[Spatial layout data]
###

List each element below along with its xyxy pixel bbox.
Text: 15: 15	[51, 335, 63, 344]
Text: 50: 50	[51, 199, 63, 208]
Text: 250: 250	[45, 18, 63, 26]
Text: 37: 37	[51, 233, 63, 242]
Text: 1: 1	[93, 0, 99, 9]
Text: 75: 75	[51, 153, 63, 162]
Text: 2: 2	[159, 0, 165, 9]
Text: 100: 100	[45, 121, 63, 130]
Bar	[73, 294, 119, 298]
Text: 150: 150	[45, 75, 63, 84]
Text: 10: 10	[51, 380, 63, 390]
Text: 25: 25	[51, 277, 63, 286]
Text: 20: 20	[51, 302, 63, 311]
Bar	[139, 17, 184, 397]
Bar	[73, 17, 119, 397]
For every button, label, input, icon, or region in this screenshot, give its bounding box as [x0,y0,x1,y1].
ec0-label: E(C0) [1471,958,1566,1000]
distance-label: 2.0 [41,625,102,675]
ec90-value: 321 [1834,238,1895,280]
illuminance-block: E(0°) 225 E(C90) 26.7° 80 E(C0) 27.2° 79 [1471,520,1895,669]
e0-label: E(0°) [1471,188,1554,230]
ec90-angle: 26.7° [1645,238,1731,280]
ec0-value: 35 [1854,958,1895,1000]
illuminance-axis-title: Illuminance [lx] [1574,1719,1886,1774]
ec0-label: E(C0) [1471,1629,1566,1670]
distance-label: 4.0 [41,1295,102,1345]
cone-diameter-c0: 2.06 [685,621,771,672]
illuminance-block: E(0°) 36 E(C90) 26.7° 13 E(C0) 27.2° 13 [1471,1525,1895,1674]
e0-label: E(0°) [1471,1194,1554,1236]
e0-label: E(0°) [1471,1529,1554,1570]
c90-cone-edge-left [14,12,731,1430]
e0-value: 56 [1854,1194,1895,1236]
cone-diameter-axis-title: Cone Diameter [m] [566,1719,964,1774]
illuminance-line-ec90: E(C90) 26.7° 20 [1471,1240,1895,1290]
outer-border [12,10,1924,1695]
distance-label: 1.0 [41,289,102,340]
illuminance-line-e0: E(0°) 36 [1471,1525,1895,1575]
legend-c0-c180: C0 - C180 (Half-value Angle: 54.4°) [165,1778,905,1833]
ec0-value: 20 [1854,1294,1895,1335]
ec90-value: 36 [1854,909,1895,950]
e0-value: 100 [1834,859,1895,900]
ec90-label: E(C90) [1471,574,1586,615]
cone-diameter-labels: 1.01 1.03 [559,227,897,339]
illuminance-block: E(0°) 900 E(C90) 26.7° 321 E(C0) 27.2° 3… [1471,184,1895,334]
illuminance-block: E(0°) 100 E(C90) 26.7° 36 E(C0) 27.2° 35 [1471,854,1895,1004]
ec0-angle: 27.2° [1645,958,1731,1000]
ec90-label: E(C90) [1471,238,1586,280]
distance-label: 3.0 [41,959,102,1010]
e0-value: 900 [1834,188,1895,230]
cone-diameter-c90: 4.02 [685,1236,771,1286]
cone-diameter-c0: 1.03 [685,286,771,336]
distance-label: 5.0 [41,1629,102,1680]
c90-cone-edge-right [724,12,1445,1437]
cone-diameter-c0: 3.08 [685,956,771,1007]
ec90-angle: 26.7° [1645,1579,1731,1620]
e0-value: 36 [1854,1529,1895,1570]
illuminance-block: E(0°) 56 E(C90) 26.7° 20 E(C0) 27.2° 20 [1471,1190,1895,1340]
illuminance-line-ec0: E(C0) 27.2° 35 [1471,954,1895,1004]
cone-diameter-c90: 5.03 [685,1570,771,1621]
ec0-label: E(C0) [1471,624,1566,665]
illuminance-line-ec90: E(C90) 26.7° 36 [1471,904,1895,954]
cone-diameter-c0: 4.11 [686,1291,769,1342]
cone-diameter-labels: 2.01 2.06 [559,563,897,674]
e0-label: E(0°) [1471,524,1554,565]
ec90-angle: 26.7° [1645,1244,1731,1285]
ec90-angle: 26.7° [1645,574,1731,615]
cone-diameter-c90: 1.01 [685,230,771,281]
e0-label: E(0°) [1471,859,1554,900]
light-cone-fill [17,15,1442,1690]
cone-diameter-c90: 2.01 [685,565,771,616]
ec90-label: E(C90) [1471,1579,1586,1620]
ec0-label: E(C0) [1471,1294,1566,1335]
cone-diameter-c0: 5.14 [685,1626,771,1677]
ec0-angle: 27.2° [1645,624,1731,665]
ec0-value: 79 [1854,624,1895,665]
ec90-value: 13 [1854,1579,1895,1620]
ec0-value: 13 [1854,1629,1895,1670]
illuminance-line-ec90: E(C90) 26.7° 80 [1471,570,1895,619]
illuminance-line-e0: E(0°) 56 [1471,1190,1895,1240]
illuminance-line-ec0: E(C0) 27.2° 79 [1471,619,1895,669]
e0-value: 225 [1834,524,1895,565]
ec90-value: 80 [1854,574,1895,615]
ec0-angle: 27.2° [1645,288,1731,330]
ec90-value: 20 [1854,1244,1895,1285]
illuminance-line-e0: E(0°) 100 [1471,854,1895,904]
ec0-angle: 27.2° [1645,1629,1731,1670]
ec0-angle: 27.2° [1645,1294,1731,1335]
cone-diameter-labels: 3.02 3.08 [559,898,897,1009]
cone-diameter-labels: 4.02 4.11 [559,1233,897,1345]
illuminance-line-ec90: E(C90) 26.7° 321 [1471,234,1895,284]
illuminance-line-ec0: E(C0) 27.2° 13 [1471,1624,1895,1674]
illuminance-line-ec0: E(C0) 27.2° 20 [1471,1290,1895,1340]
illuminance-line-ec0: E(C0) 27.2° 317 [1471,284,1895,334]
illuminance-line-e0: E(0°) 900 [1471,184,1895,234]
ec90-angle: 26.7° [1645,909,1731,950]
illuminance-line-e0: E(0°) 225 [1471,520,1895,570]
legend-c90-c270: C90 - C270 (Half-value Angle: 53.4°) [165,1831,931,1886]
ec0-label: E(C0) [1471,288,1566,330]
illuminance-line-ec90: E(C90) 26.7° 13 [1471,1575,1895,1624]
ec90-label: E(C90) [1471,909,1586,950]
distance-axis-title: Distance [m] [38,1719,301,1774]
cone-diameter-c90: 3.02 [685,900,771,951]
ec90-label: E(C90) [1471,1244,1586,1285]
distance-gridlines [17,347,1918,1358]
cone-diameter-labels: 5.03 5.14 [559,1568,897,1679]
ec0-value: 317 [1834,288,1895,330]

###

Exercise -> Copy out the records word for word, starting with their first line and going on through the line that contains "17, 119, 397]".

Solution for this task ->
List each element below along with its xyxy pixel bbox.
Text: 15: 15	[51, 335, 63, 344]
Text: 50: 50	[51, 199, 63, 208]
Text: 250: 250	[45, 18, 63, 26]
Text: 37: 37	[51, 233, 63, 242]
Text: 1: 1	[93, 0, 99, 9]
Text: 75: 75	[51, 153, 63, 162]
Text: 2: 2	[159, 0, 165, 9]
Text: 100: 100	[45, 121, 63, 130]
Bar	[73, 294, 119, 298]
Text: 150: 150	[45, 75, 63, 84]
Text: 10: 10	[51, 380, 63, 390]
Text: 25: 25	[51, 277, 63, 286]
Text: 20: 20	[51, 302, 63, 311]
Bar	[139, 17, 184, 397]
Bar	[73, 17, 119, 397]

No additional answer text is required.